### What you have to do
Quote the data below in full, please, without altering anything.

* start Source records *

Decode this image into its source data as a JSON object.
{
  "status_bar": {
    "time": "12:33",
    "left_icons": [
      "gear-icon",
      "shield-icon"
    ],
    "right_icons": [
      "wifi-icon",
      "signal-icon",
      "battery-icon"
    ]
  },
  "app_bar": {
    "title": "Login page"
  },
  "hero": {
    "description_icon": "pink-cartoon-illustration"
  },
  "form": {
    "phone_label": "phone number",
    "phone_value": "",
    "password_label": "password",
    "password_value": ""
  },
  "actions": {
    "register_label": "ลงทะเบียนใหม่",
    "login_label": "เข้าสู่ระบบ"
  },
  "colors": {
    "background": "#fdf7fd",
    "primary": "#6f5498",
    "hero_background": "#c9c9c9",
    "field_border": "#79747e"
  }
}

* end Source records *

### Correct result
Decode this image into its source data as a JSON object.
{
  "status_bar": {
    "time": "12:33",
    "left_icons": [
      "gear-icon",
      "shield-icon"
    ],
    "right_icons": [
      "wifi-icon",
      "signal-icon",
      "battery-icon"
    ]
  },
  "app_bar": {
    "title": "Login page"
  },
  "hero": {
    "description_icon": "pink-cartoon-illustration"
  },
  "form": {
    "phone_label": "phone number",
    "phone_value": "",
    "password_label": "password",
    "password_value": ""
  },
  "actions": {
    "register_label": "ลงทะเบียนใหม่",
    "login_label": "เข้าสู่ระบบ"
  },
  "colors": {
    "background": "#fdf7fd",
    "primary": "#6f5498",
    "hero_background": "#c9c9c9",
    "field_border": "#79747e"
  }
}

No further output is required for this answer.